- _Stated problem_:
Gather each line containing the string "Give" from these entries.

- _Dataset extract_:

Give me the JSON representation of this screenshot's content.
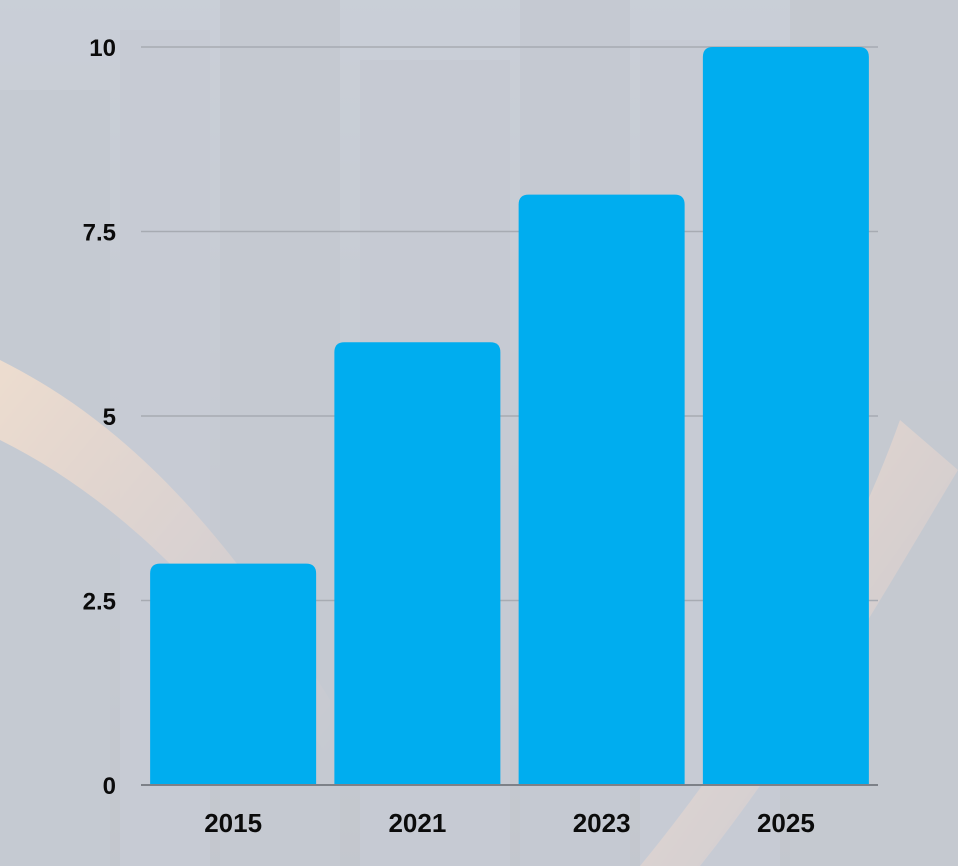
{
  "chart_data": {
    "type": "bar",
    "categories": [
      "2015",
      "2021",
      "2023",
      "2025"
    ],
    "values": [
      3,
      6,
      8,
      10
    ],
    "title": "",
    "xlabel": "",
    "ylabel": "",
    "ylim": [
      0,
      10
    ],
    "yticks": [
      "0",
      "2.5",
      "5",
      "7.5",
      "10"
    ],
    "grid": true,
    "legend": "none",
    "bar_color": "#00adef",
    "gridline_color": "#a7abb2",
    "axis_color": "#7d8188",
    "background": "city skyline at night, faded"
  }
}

==

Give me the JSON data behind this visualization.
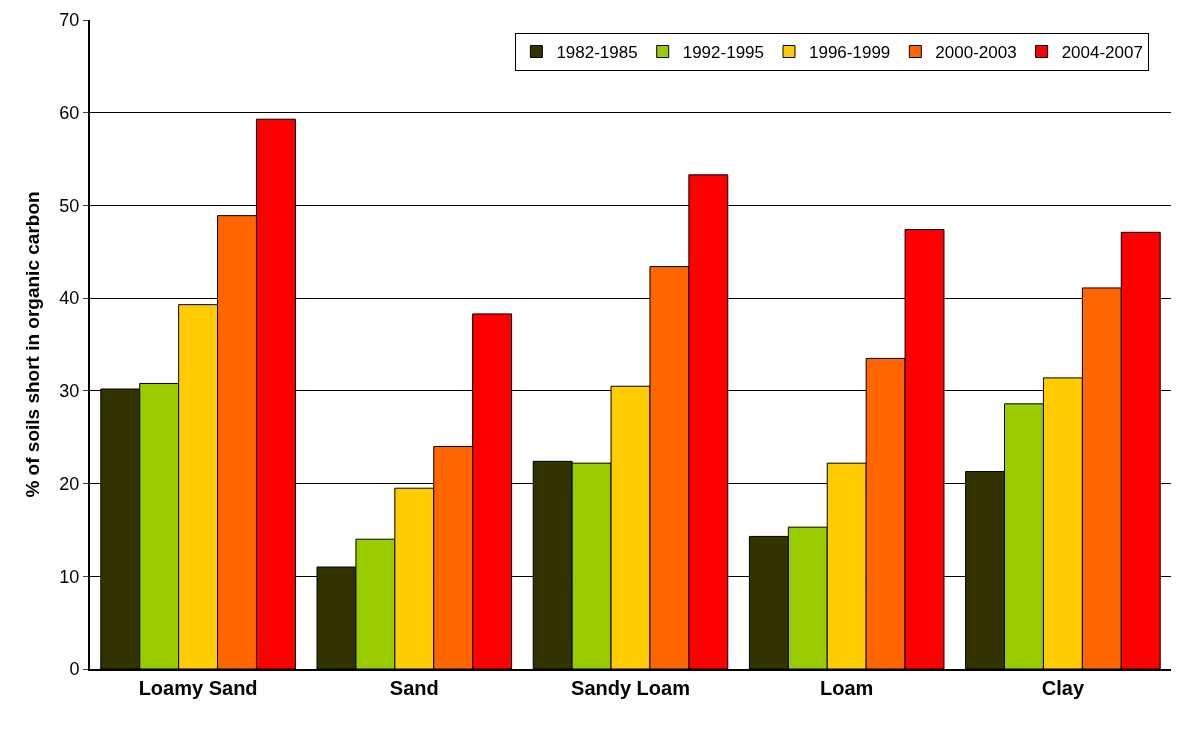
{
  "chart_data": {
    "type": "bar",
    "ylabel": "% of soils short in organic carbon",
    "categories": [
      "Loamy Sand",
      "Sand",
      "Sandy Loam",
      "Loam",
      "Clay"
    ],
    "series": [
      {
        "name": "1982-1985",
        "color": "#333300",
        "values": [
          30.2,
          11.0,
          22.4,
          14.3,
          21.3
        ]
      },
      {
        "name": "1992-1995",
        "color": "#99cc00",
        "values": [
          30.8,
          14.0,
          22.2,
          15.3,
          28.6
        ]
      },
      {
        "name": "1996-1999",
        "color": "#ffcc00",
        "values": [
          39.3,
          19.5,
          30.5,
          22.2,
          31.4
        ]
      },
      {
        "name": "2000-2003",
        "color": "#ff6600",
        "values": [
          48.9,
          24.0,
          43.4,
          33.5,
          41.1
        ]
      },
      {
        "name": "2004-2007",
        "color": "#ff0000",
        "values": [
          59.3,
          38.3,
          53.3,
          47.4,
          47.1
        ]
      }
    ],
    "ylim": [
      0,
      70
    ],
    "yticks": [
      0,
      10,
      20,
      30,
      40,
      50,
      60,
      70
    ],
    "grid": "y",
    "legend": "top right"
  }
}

- _The result_:
Give me the JSON representation of this screenshot's content.
Give me the JSON data behind this visualization.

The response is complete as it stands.